→ **Records supplied**:
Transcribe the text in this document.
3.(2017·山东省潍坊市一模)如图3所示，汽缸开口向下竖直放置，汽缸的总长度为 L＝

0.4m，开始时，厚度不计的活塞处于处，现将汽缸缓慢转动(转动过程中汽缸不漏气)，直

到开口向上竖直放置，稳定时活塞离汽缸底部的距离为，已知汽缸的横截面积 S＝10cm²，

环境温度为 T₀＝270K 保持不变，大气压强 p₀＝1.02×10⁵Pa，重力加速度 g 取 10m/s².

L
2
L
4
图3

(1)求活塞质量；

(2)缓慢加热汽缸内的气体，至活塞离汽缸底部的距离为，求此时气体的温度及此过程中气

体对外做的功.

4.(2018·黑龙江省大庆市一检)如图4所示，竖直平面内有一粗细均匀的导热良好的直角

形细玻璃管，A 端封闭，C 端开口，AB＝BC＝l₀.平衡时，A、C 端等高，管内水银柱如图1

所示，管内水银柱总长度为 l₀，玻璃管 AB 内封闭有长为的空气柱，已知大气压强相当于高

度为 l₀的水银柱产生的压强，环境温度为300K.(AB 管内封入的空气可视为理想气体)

→ **Requirements**: Output all of the material exactly as written.

→ **Worked answer**:
Transcribe the text in this document.
3.(2017·山东省潍坊市一模)如图3所示，汽缸开口向下竖直放置，汽缸的总长度为 L＝

0.4m，开始时，厚度不计的活塞处于处，现将汽缸缓慢转动(转动过程中汽缸不漏气)，直

到开口向上竖直放置，稳定时活塞离汽缸底部的距离为，已知汽缸的横截面积 S＝10cm²，

环境温度为 T₀＝270K 保持不变，大气压强 p₀＝1.02×10⁵Pa，重力加速度 g 取 10m/s².

L
2
L
4
图3

(1)求活塞质量；

(2)缓慢加热汽缸内的气体，至活塞离汽缸底部的距离为，求此时气体的温度及此过程中气

体对外做的功.

4.(2018·黑龙江省大庆市一检)如图4所示，竖直平面内有一粗细均匀的导热良好的直角

形细玻璃管，A 端封闭，C 端开口，AB＝BC＝l₀.平衡时，A、C 端等高，管内水银柱如图1

所示，管内水银柱总长度为 l₀，玻璃管 AB 内封闭有长为的空气柱，已知大气压强相当于高

度为 l₀的水银柱产生的压强，环境温度为300K.(AB 管内封入的空气可视为理想气体)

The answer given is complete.